### PROBLEM
Return the whole listing, keeping every character the same.

========

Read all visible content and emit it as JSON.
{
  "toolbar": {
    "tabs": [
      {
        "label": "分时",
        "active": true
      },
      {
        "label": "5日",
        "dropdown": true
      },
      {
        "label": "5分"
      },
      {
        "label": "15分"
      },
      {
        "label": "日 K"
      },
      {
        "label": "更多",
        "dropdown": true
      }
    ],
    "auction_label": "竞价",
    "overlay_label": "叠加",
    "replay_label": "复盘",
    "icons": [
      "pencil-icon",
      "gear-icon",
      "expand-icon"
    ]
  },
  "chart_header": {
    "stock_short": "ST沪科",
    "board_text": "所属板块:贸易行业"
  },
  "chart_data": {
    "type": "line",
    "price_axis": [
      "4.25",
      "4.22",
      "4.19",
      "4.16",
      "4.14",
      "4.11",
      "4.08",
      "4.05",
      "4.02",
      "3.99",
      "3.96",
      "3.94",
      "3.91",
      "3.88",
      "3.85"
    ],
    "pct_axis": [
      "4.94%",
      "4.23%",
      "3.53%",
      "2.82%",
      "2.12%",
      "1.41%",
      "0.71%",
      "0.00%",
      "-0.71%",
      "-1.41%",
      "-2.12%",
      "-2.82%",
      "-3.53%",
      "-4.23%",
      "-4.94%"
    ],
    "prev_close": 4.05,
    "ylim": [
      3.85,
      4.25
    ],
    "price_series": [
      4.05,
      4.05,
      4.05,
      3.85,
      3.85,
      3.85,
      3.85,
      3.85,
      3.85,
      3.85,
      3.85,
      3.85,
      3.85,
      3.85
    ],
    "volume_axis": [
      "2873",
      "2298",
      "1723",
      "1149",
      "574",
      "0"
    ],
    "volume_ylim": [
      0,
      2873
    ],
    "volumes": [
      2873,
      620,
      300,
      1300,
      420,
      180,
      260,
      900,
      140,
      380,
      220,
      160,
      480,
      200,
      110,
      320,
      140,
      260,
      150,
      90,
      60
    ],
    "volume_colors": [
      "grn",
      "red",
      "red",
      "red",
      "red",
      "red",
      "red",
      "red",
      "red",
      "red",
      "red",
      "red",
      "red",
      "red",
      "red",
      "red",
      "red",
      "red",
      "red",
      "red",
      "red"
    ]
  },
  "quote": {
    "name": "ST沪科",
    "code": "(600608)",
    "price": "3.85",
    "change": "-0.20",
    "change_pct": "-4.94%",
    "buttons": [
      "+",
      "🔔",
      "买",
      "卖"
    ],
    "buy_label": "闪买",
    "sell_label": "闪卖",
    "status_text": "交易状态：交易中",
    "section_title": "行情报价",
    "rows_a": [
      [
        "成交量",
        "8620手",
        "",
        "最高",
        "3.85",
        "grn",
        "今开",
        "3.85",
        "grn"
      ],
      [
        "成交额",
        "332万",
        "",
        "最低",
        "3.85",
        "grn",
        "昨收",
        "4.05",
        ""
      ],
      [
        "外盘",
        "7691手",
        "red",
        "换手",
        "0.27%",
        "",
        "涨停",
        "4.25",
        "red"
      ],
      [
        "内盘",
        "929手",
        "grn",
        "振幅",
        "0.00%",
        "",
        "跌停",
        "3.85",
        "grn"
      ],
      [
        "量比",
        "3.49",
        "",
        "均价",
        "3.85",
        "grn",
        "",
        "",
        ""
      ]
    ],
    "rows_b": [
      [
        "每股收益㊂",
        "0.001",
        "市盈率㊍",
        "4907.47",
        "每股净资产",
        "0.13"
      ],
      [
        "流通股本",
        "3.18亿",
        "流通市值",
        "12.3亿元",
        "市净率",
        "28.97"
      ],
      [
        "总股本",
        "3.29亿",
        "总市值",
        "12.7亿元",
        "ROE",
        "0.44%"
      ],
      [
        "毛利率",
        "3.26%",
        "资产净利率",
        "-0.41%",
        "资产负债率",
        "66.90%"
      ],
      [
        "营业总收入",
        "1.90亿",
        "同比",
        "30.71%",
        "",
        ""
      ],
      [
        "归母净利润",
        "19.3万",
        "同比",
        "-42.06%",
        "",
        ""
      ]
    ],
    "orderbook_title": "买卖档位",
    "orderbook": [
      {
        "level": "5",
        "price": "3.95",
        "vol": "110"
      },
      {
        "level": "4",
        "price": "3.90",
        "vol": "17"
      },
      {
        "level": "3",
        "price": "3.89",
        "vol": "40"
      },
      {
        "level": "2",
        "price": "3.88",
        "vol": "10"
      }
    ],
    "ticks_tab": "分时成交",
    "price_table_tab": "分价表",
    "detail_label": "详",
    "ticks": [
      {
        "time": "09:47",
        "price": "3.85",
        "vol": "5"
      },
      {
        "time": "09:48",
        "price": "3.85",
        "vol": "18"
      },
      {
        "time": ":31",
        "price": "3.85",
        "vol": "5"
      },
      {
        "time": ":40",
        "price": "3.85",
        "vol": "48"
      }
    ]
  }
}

========

### WRITTEN SOLUTION
Read all visible content and emit it as JSON.
{
  "toolbar": {
    "tabs": [
      {
        "label": "分时",
        "active": true
      },
      {
        "label": "5日",
        "dropdown": true
      },
      {
        "label": "5分"
      },
      {
        "label": "15分"
      },
      {
        "label": "日 K"
      },
      {
        "label": "更多",
        "dropdown": true
      }
    ],
    "auction_label": "竞价",
    "overlay_label": "叠加",
    "replay_label": "复盘",
    "icons": [
      "pencil-icon",
      "gear-icon",
      "expand-icon"
    ]
  },
  "chart_header": {
    "stock_short": "ST沪科",
    "board_text": "所属板块:贸易行业"
  },
  "chart_data": {
    "type": "line",
    "price_axis": [
      "4.25",
      "4.22",
      "4.19",
      "4.16",
      "4.14",
      "4.11",
      "4.08",
      "4.05",
      "4.02",
      "3.99",
      "3.96",
      "3.94",
      "3.91",
      "3.88",
      "3.85"
    ],
    "pct_axis": [
      "4.94%",
      "4.23%",
      "3.53%",
      "2.82%",
      "2.12%",
      "1.41%",
      "0.71%",
      "0.00%",
      "-0.71%",
      "-1.41%",
      "-2.12%",
      "-2.82%",
      "-3.53%",
      "-4.23%",
      "-4.94%"
    ],
    "prev_close": 4.05,
    "ylim": [
      3.85,
      4.25
    ],
    "price_series": [
      4.05,
      4.05,
      4.05,
      3.85,
      3.85,
      3.85,
      3.85,
      3.85,
      3.85,
      3.85,
      3.85,
      3.85,
      3.85,
      3.85
    ],
    "volume_axis": [
      "2873",
      "2298",
      "1723",
      "1149",
      "574",
      "0"
    ],
    "volume_ylim": [
      0,
      2873
    ],
    "volumes": [
      2873,
      620,
      300,
      1300,
      420,
      180,
      260,
      900,
      140,
      380,
      220,
      160,
      480,
      200,
      110,
      320,
      140,
      260,
      150,
      90,
      60
    ],
    "volume_colors": [
      "grn",
      "red",
      "red",
      "red",
      "red",
      "red",
      "red",
      "red",
      "red",
      "red",
      "red",
      "red",
      "red",
      "red",
      "red",
      "red",
      "red",
      "red",
      "red",
      "red",
      "red"
    ]
  },
  "quote": {
    "name": "ST沪科",
    "code": "(600608)",
    "price": "3.85",
    "change": "-0.20",
    "change_pct": "-4.94%",
    "buttons": [
      "+",
      "🔔",
      "买",
      "卖"
    ],
    "buy_label": "闪买",
    "sell_label": "闪卖",
    "status_text": "交易状态：交易中",
    "section_title": "行情报价",
    "rows_a": [
      [
        "成交量",
        "8620手",
        "",
        "最高",
        "3.85",
        "grn",
        "今开",
        "3.85",
        "grn"
      ],
      [
        "成交额",
        "332万",
        "",
        "最低",
        "3.85",
        "grn",
        "昨收",
        "4.05",
        ""
      ],
      [
        "外盘",
        "7691手",
        "red",
        "换手",
        "0.27%",
        "",
        "涨停",
        "4.25",
        "red"
      ],
      [
        "内盘",
        "929手",
        "grn",
        "振幅",
        "0.00%",
        "",
        "跌停",
        "3.85",
        "grn"
      ],
      [
        "量比",
        "3.49",
        "",
        "均价",
        "3.85",
        "grn",
        "",
        "",
        ""
      ]
    ],
    "rows_b": [
      [
        "每股收益㊂",
        "0.001",
        "市盈率㊍",
        "4907.47",
        "每股净资产",
        "0.13"
      ],
      [
        "流通股本",
        "3.18亿",
        "流通市值",
        "12.3亿元",
        "市净率",
        "28.97"
      ],
      [
        "总股本",
        "3.29亿",
        "总市值",
        "12.7亿元",
        "ROE",
        "0.44%"
      ],
      [
        "毛利率",
        "3.26%",
        "资产净利率",
        "-0.41%",
        "资产负债率",
        "66.90%"
      ],
      [
        "营业总收入",
        "1.90亿",
        "同比",
        "30.71%",
        "",
        ""
      ],
      [
        "归母净利润",
        "19.3万",
        "同比",
        "-42.06%",
        "",
        ""
      ]
    ],
    "orderbook_title": "买卖档位",
    "orderbook": [
      {
        "level": "5",
        "price": "3.95",
        "vol": "110"
      },
      {
        "level": "4",
        "price": "3.90",
        "vol": "17"
      },
      {
        "level": "3",
        "price": "3.89",
        "vol": "40"
      },
      {
        "level": "2",
        "price": "3.88",
        "vol": "10"
      }
    ],
    "ticks_tab": "分时成交",
    "price_table_tab": "分价表",
    "detail_label": "详",
    "ticks": [
      {
        "time": "09:47",
        "price": "3.85",
        "vol": "5"
      },
      {
        "time": "09:48",
        "price": "3.85",
        "vol": "18"
      },
      {
        "time": ":31",
        "price": "3.85",
        "vol": "5"
      },
      {
        "time": ":40",
        "price": "3.85",
        "vol": "48"
      }
    ]
  }
}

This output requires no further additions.